WORK TO BE COMPLETED
Below is a set of records. Repeat all of them exactly.

GIVEN DATA

■ ■ ■ ■

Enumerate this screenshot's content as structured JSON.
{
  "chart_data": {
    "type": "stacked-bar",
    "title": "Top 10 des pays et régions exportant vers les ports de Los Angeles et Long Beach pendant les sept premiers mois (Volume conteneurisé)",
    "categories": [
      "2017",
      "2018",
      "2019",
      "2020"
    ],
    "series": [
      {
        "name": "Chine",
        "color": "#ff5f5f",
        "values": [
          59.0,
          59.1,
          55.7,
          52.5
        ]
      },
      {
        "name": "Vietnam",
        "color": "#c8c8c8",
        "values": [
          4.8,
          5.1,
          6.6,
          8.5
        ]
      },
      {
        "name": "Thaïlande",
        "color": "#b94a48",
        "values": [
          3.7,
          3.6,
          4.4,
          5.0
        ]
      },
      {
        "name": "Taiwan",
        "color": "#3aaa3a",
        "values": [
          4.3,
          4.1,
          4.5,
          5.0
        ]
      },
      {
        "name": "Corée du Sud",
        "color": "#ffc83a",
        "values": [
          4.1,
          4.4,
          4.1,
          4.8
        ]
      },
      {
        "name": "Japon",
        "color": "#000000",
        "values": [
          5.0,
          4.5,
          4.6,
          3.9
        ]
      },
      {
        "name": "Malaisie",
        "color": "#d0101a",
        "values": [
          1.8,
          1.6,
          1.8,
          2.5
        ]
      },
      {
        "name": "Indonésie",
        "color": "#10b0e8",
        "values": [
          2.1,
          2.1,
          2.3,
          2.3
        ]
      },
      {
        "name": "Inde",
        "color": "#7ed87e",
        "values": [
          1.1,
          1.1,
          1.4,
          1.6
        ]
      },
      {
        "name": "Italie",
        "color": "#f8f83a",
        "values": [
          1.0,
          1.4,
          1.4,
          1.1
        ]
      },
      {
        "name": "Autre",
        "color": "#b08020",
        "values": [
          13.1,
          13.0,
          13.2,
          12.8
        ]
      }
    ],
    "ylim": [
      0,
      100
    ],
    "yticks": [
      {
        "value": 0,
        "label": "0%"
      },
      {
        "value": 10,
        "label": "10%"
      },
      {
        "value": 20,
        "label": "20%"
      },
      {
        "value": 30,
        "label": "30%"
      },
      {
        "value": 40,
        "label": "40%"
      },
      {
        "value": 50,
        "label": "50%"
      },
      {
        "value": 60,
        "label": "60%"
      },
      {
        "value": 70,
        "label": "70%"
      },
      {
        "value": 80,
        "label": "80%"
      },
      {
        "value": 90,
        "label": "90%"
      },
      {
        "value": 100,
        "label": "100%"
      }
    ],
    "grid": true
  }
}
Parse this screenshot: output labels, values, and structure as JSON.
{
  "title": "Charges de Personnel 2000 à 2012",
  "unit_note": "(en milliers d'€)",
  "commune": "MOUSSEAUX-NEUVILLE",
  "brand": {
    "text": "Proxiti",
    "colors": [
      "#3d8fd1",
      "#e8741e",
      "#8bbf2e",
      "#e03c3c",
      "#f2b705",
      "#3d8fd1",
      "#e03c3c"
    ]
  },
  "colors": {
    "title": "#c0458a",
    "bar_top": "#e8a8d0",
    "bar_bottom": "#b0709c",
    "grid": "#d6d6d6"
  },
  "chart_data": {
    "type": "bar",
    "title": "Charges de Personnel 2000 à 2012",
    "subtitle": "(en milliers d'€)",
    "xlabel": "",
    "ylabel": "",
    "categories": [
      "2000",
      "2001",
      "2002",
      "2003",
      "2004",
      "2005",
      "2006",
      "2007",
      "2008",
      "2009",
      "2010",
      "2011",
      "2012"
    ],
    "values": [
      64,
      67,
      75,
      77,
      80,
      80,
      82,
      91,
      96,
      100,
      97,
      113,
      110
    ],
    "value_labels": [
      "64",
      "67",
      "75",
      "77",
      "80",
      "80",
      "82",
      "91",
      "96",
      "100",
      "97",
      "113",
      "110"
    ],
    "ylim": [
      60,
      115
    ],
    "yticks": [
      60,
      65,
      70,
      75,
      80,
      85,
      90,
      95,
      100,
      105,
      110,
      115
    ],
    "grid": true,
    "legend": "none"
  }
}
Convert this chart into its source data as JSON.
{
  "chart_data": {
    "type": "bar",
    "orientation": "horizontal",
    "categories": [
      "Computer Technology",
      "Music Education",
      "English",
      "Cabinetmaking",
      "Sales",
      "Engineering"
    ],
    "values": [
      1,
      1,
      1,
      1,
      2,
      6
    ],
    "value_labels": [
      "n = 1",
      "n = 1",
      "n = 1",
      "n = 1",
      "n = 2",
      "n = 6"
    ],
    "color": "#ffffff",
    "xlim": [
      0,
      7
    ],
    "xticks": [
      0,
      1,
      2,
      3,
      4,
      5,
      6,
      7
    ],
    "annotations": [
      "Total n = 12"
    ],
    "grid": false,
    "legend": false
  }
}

■ ■ ■ ■

SOLVED EXERCISE
Enumerate this screenshot's content as structured JSON.
{
  "chart_data": {
    "type": "stacked-bar",
    "title": "Top 10 des pays et régions exportant vers les ports de Los Angeles et Long Beach pendant les sept premiers mois (Volume conteneurisé)",
    "categories": [
      "2017",
      "2018",
      "2019",
      "2020"
    ],
    "series": [
      {
        "name": "Chine",
        "color": "#ff5f5f",
        "values": [
          59.0,
          59.1,
          55.7,
          52.5
        ]
      },
      {
        "name": "Vietnam",
        "color": "#c8c8c8",
        "values": [
          4.8,
          5.1,
          6.6,
          8.5
        ]
      },
      {
        "name": "Thaïlande",
        "color": "#b94a48",
        "values": [
          3.7,
          3.6,
          4.4,
          5.0
        ]
      },
      {
        "name": "Taiwan",
        "color": "#3aaa3a",
        "values": [
          4.3,
          4.1,
          4.5,
          5.0
        ]
      },
      {
        "name": "Corée du Sud",
        "color": "#ffc83a",
        "values": [
          4.1,
          4.4,
          4.1,
          4.8
        ]
      },
      {
        "name": "Japon",
        "color": "#000000",
        "values": [
          5.0,
          4.5,
          4.6,
          3.9
        ]
      },
      {
        "name": "Malaisie",
        "color": "#d0101a",
        "values": [
          1.8,
          1.6,
          1.8,
          2.5
        ]
      },
      {
        "name": "Indonésie",
        "color": "#10b0e8",
        "values": [
          2.1,
          2.1,
          2.3,
          2.3
        ]
      },
      {
        "name": "Inde",
        "color": "#7ed87e",
        "values": [
          1.1,
          1.1,
          1.4,
          1.6
        ]
      },
      {
        "name": "Italie",
        "color": "#f8f83a",
        "values": [
          1.0,
          1.4,
          1.4,
          1.1
        ]
      },
      {
        "name": "Autre",
        "color": "#b08020",
        "values": [
          13.1,
          13.0,
          13.2,
          12.8
        ]
      }
    ],
    "ylim": [
      0,
      100
    ],
    "yticks": [
      {
        "value": 0,
        "label": "0%"
      },
      {
        "value": 10,
        "label": "10%"
      },
      {
        "value": 20,
        "label": "20%"
      },
      {
        "value": 30,
        "label": "30%"
      },
      {
        "value": 40,
        "label": "40%"
      },
      {
        "value": 50,
        "label": "50%"
      },
      {
        "value": 60,
        "label": "60%"
      },
      {
        "value": 70,
        "label": "70%"
      },
      {
        "value": 80,
        "label": "80%"
      },
      {
        "value": 90,
        "label": "90%"
      },
      {
        "value": 100,
        "label": "100%"
      }
    ],
    "grid": true
  }
}
Parse this screenshot: output labels, values, and structure as JSON.
{
  "title": "Charges de Personnel 2000 à 2012",
  "unit_note": "(en milliers d'€)",
  "commune": "MOUSSEAUX-NEUVILLE",
  "brand": {
    "text": "Proxiti",
    "colors": [
      "#3d8fd1",
      "#e8741e",
      "#8bbf2e",
      "#e03c3c",
      "#f2b705",
      "#3d8fd1",
      "#e03c3c"
    ]
  },
  "colors": {
    "title": "#c0458a",
    "bar_top": "#e8a8d0",
    "bar_bottom": "#b0709c",
    "grid": "#d6d6d6"
  },
  "chart_data": {
    "type": "bar",
    "title": "Charges de Personnel 2000 à 2012",
    "subtitle": "(en milliers d'€)",
    "xlabel": "",
    "ylabel": "",
    "categories": [
      "2000",
      "2001",
      "2002",
      "2003",
      "2004",
      "2005",
      "2006",
      "2007",
      "2008",
      "2009",
      "2010",
      "2011",
      "2012"
    ],
    "values": [
      64,
      67,
      75,
      77,
      80,
      80,
      82,
      91,
      96,
      100,
      97,
      113,
      110
    ],
    "value_labels": [
      "64",
      "67",
      "75",
      "77",
      "80",
      "80",
      "82",
      "91",
      "96",
      "100",
      "97",
      "113",
      "110"
    ],
    "ylim": [
      60,
      115
    ],
    "yticks": [
      60,
      65,
      70,
      75,
      80,
      85,
      90,
      95,
      100,
      105,
      110,
      115
    ],
    "grid": true,
    "legend": "none"
  }
}
Convert this chart into its source data as JSON.
{
  "chart_data": {
    "type": "bar",
    "orientation": "horizontal",
    "categories": [
      "Computer Technology",
      "Music Education",
      "English",
      "Cabinetmaking",
      "Sales",
      "Engineering"
    ],
    "values": [
      1,
      1,
      1,
      1,
      2,
      6
    ],
    "value_labels": [
      "n = 1",
      "n = 1",
      "n = 1",
      "n = 1",
      "n = 2",
      "n = 6"
    ],
    "color": "#ffffff",
    "xlim": [
      0,
      7
    ],
    "xticks": [
      0,
      1,
      2,
      3,
      4,
      5,
      6,
      7
    ],
    "annotations": [
      "Total n = 12"
    ],
    "grid": false,
    "legend": false
  }
}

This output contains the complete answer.